**Problem statement:** All of the data below should be written out exactly.

########

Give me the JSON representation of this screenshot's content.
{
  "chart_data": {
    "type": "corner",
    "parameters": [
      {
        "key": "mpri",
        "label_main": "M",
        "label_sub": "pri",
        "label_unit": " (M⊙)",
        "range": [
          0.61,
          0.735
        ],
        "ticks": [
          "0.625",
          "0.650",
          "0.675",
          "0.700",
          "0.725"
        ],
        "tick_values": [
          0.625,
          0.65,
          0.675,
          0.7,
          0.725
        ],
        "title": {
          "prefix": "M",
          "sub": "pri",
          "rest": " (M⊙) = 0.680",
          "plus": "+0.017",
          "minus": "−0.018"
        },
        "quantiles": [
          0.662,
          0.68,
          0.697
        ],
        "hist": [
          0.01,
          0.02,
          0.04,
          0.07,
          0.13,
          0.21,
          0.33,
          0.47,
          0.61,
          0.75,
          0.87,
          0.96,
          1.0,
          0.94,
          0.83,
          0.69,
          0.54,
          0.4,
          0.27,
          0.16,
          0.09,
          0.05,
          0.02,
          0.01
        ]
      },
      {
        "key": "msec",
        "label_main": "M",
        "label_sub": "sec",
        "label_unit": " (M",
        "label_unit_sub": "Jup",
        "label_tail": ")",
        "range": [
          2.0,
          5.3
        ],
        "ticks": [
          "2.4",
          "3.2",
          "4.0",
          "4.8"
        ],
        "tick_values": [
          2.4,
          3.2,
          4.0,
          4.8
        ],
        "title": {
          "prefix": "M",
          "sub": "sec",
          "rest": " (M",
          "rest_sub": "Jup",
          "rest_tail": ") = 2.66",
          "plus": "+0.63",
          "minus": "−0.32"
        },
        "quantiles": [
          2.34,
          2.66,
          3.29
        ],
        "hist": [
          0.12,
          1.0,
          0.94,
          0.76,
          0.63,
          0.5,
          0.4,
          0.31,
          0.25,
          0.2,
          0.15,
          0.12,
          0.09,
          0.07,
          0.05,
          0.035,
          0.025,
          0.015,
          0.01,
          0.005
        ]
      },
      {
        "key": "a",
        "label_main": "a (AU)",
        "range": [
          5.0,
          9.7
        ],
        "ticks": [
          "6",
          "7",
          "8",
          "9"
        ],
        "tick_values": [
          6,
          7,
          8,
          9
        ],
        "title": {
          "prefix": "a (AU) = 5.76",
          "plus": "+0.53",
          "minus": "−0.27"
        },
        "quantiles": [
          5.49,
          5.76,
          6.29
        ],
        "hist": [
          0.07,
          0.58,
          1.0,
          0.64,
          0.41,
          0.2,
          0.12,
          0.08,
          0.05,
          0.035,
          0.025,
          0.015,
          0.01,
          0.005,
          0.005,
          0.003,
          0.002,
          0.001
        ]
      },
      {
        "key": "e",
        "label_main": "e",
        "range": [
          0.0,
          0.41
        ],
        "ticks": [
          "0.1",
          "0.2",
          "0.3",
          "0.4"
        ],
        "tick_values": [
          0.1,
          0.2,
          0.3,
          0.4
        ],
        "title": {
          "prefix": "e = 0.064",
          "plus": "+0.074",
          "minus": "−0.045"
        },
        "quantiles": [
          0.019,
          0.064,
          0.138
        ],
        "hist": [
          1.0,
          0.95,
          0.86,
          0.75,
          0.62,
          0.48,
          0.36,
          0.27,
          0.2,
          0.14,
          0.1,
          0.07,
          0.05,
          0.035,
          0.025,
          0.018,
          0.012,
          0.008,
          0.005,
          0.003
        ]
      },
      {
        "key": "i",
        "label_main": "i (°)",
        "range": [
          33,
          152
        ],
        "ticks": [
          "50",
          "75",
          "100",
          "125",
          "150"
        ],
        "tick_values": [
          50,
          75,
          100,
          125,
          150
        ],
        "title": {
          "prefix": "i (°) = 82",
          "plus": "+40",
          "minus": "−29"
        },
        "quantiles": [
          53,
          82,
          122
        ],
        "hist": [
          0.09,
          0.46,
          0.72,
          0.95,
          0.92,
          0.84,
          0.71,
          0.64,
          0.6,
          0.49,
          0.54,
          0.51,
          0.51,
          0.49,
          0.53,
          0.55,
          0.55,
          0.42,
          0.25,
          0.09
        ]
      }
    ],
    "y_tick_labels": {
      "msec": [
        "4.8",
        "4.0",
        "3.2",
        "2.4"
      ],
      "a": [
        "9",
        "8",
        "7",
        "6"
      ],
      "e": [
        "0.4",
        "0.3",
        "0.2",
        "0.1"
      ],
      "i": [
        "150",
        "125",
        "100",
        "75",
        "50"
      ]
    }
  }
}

########

**Worked solution:**
Give me the JSON representation of this screenshot's content.
{
  "chart_data": {
    "type": "corner",
    "parameters": [
      {
        "key": "mpri",
        "label_main": "M",
        "label_sub": "pri",
        "label_unit": " (M⊙)",
        "range": [
          0.61,
          0.735
        ],
        "ticks": [
          "0.625",
          "0.650",
          "0.675",
          "0.700",
          "0.725"
        ],
        "tick_values": [
          0.625,
          0.65,
          0.675,
          0.7,
          0.725
        ],
        "title": {
          "prefix": "M",
          "sub": "pri",
          "rest": " (M⊙) = 0.680",
          "plus": "+0.017",
          "minus": "−0.018"
        },
        "quantiles": [
          0.662,
          0.68,
          0.697
        ],
        "hist": [
          0.01,
          0.02,
          0.04,
          0.07,
          0.13,
          0.21,
          0.33,
          0.47,
          0.61,
          0.75,
          0.87,
          0.96,
          1.0,
          0.94,
          0.83,
          0.69,
          0.54,
          0.4,
          0.27,
          0.16,
          0.09,
          0.05,
          0.02,
          0.01
        ]
      },
      {
        "key": "msec",
        "label_main": "M",
        "label_sub": "sec",
        "label_unit": " (M",
        "label_unit_sub": "Jup",
        "label_tail": ")",
        "range": [
          2.0,
          5.3
        ],
        "ticks": [
          "2.4",
          "3.2",
          "4.0",
          "4.8"
        ],
        "tick_values": [
          2.4,
          3.2,
          4.0,
          4.8
        ],
        "title": {
          "prefix": "M",
          "sub": "sec",
          "rest": " (M",
          "rest_sub": "Jup",
          "rest_tail": ") = 2.66",
          "plus": "+0.63",
          "minus": "−0.32"
        },
        "quantiles": [
          2.34,
          2.66,
          3.29
        ],
        "hist": [
          0.12,
          1.0,
          0.94,
          0.76,
          0.63,
          0.5,
          0.4,
          0.31,
          0.25,
          0.2,
          0.15,
          0.12,
          0.09,
          0.07,
          0.05,
          0.035,
          0.025,
          0.015,
          0.01,
          0.005
        ]
      },
      {
        "key": "a",
        "label_main": "a (AU)",
        "range": [
          5.0,
          9.7
        ],
        "ticks": [
          "6",
          "7",
          "8",
          "9"
        ],
        "tick_values": [
          6,
          7,
          8,
          9
        ],
        "title": {
          "prefix": "a (AU) = 5.76",
          "plus": "+0.53",
          "minus": "−0.27"
        },
        "quantiles": [
          5.49,
          5.76,
          6.29
        ],
        "hist": [
          0.07,
          0.58,
          1.0,
          0.64,
          0.41,
          0.2,
          0.12,
          0.08,
          0.05,
          0.035,
          0.025,
          0.015,
          0.01,
          0.005,
          0.005,
          0.003,
          0.002,
          0.001
        ]
      },
      {
        "key": "e",
        "label_main": "e",
        "range": [
          0.0,
          0.41
        ],
        "ticks": [
          "0.1",
          "0.2",
          "0.3",
          "0.4"
        ],
        "tick_values": [
          0.1,
          0.2,
          0.3,
          0.4
        ],
        "title": {
          "prefix": "e = 0.064",
          "plus": "+0.074",
          "minus": "−0.045"
        },
        "quantiles": [
          0.019,
          0.064,
          0.138
        ],
        "hist": [
          1.0,
          0.95,
          0.86,
          0.75,
          0.62,
          0.48,
          0.36,
          0.27,
          0.2,
          0.14,
          0.1,
          0.07,
          0.05,
          0.035,
          0.025,
          0.018,
          0.012,
          0.008,
          0.005,
          0.003
        ]
      },
      {
        "key": "i",
        "label_main": "i (°)",
        "range": [
          33,
          152
        ],
        "ticks": [
          "50",
          "75",
          "100",
          "125",
          "150"
        ],
        "tick_values": [
          50,
          75,
          100,
          125,
          150
        ],
        "title": {
          "prefix": "i (°) = 82",
          "plus": "+40",
          "minus": "−29"
        },
        "quantiles": [
          53,
          82,
          122
        ],
        "hist": [
          0.09,
          0.46,
          0.72,
          0.95,
          0.92,
          0.84,
          0.71,
          0.64,
          0.6,
          0.49,
          0.54,
          0.51,
          0.51,
          0.49,
          0.53,
          0.55,
          0.55,
          0.42,
          0.25,
          0.09
        ]
      }
    ],
    "y_tick_labels": {
      "msec": [
        "4.8",
        "4.0",
        "3.2",
        "2.4"
      ],
      "a": [
        "9",
        "8",
        "7",
        "6"
      ],
      "e": [
        "0.4",
        "0.3",
        "0.2",
        "0.1"
      ],
      "i": [
        "150",
        "125",
        "100",
        "75",
        "50"
      ]
    }
  }
}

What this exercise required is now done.